Below are the records. List every line holding the word "graph".
= = =
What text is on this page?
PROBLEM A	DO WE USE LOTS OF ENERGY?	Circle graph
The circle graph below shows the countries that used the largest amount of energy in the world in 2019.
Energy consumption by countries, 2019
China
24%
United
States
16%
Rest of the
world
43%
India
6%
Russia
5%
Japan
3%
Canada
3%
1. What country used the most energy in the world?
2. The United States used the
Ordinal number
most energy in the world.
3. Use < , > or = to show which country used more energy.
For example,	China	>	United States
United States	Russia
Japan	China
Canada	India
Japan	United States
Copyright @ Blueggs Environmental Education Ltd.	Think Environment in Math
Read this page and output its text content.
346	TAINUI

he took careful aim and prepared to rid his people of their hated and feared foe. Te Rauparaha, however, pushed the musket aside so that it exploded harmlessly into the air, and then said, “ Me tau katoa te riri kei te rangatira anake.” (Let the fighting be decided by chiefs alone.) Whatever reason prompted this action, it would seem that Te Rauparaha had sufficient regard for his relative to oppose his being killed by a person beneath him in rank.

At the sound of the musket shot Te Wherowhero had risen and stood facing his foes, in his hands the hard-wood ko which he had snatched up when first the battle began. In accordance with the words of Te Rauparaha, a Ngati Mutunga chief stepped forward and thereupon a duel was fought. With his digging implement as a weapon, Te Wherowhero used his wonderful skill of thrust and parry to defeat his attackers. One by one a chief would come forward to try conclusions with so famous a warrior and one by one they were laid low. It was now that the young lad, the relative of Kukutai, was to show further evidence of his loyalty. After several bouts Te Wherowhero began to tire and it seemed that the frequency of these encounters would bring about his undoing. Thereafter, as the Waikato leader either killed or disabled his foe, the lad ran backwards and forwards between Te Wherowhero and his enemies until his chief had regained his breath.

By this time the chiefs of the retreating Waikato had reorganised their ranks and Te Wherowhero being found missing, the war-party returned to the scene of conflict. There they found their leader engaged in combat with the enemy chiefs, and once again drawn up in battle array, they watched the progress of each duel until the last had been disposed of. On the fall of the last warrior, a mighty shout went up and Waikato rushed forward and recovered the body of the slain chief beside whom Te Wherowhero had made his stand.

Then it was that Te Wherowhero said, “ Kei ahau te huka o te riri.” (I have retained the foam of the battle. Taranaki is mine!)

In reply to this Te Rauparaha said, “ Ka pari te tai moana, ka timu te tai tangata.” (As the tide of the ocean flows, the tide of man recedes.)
= = =
* Solution to this task
PROBLEM A	DO WE USE LOTS OF ENERGY?	Circle graph
The circle graph below shows the countries that used the largest amount of energy in the world in 2019.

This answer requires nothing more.